Aim
Below are some entries. Output each one exactly as it appears.

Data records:
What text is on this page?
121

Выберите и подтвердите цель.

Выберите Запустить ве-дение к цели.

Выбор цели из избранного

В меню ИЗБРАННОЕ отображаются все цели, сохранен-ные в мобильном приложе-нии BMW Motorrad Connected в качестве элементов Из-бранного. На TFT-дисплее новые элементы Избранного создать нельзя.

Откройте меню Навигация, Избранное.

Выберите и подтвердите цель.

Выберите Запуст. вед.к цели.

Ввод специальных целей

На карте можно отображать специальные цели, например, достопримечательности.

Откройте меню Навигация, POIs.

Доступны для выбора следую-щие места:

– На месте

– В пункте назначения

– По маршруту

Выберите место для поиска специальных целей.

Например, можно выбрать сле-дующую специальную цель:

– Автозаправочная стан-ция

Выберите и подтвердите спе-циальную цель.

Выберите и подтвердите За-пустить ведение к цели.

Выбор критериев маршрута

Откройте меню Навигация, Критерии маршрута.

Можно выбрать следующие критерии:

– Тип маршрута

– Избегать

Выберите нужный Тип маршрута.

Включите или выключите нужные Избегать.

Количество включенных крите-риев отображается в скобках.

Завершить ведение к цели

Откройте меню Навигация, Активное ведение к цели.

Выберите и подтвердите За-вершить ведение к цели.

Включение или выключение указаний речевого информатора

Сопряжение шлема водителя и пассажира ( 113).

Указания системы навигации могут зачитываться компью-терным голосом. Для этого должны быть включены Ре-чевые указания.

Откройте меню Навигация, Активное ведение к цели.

Output of the task
What text is on this page?
121

Выберите и подтвердите цель.

Выберите Запустить ве-дение к цели.

Выбор цели из избранного

В меню ИЗБРАННОЕ отображаются все цели, сохранен-ные в мобильном приложе-нии BMW Motorrad Connected в качестве элементов Из-бранного. На TFT-дисплее новые элементы Избранного создать нельзя.

Откройте меню Навигация, Избранное.

Выберите и подтвердите цель.

Выберите Запуст. вед.к цели.

Ввод специальных целей

На карте можно отображать специальные цели, например, достопримечательности.

Откройте меню Навигация, POIs.

Доступны для выбора следую-щие места:

– На месте

– В пункте назначения

– По маршруту

Выберите место для поиска специальных целей.

Например, можно выбрать сле-дующую специальную цель:

– Автозаправочная стан-ция

Выберите и подтвердите спе-циальную цель.

Выберите и подтвердите За-пустить ведение к цели.

Выбор критериев маршрута

Откройте меню Навигация, Критерии маршрута.

Можно выбрать следующие критерии:

– Тип маршрута

– Избегать

Выберите нужный Тип маршрута.

Включите или выключите нужные Избегать.

Количество включенных крите-риев отображается в скобках.

Завершить ведение к цели

Откройте меню Навигация, Активное ведение к цели.

Выберите и подтвердите За-вершить ведение к цели.

Включение или выключение указаний речевого информатора

Сопряжение шлема водителя и пассажира ( 113).

Указания системы навигации могут зачитываться компью-терным голосом. Для этого должны быть включены Ре-чевые указания.

Откройте меню Навигация, Активное ведение к цели.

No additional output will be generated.